Supplied data:
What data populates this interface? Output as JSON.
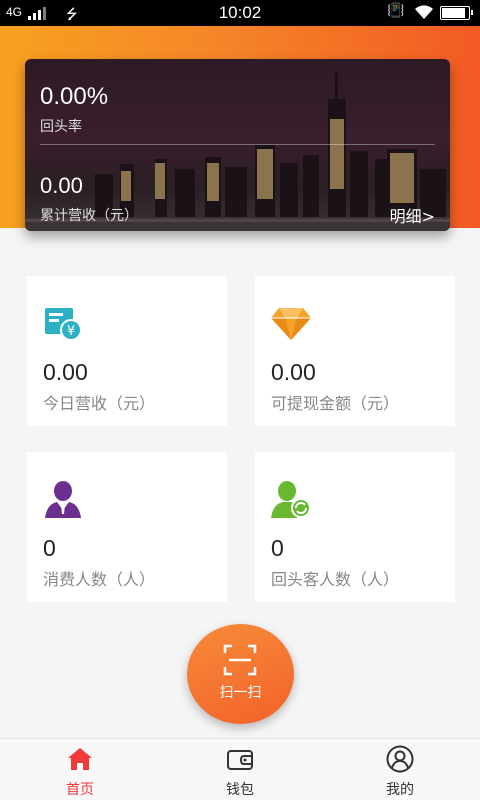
{
  "status_bar": {
    "network": "4G",
    "time": "10:02",
    "battery_level": 0.9
  },
  "summary": {
    "return_rate_value": "0.00%",
    "return_rate_label": "回头率",
    "total_revenue_value": "0.00",
    "total_revenue_label": "累计营收（元）",
    "detail_link": "明细>"
  },
  "stats": {
    "today_revenue": {
      "value": "0.00",
      "label": "今日营收（元）",
      "icon": "money-card-icon",
      "color": "#2bb0c5"
    },
    "withdrawable": {
      "value": "0.00",
      "label": "可提现金额（元）",
      "icon": "diamond-icon",
      "color": "#f5a12a"
    },
    "consumers": {
      "value": "0",
      "label": "消费人数（人）",
      "icon": "person-icon",
      "color": "#6b2f8f"
    },
    "returning_customers": {
      "value": "0",
      "label": "回头客人数（人）",
      "icon": "returning-person-icon",
      "color": "#69b832"
    }
  },
  "scan": {
    "label": "扫一扫",
    "icon": "scan-icon"
  },
  "nav": {
    "items": [
      {
        "label": "首页",
        "icon": "home-icon",
        "active": true
      },
      {
        "label": "钱包",
        "icon": "wallet-icon",
        "active": false
      },
      {
        "label": "我的",
        "icon": "user-circle-icon",
        "active": false
      }
    ]
  },
  "colors": {
    "header_gradient_start": "#f7a11f",
    "header_gradient_end": "#f25a24",
    "active_nav": "#f03a3a",
    "scan_button": "#f2622a"
  }
}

What is being asked: Go through the material above and print all of it exactly, except the pictures.

Task result:
What data populates this interface? Output as JSON.
{
  "status_bar": {
    "network": "4G",
    "time": "10:02",
    "battery_level": 0.9
  },
  "summary": {
    "return_rate_value": "0.00%",
    "return_rate_label": "回头率",
    "total_revenue_value": "0.00",
    "total_revenue_label": "累计营收（元）",
    "detail_link": "明细>"
  },
  "stats": {
    "today_revenue": {
      "value": "0.00",
      "label": "今日营收（元）",
      "icon": "money-card-icon",
      "color": "#2bb0c5"
    },
    "withdrawable": {
      "value": "0.00",
      "label": "可提现金额（元）",
      "icon": "diamond-icon",
      "color": "#f5a12a"
    },
    "consumers": {
      "value": "0",
      "label": "消费人数（人）",
      "icon": "person-icon",
      "color": "#6b2f8f"
    },
    "returning_customers": {
      "value": "0",
      "label": "回头客人数（人）",
      "icon": "returning-person-icon",
      "color": "#69b832"
    }
  },
  "scan": {
    "label": "扫一扫",
    "icon": "scan-icon"
  },
  "nav": {
    "items": [
      {
        "label": "首页",
        "icon": "home-icon",
        "active": true
      },
      {
        "label": "钱包",
        "icon": "wallet-icon",
        "active": false
      },
      {
        "label": "我的",
        "icon": "user-circle-icon",
        "active": false
      }
    ]
  },
  "colors": {
    "header_gradient_start": "#f7a11f",
    "header_gradient_end": "#f25a24",
    "active_nav": "#f03a3a",
    "scan_button": "#f2622a"
  }
}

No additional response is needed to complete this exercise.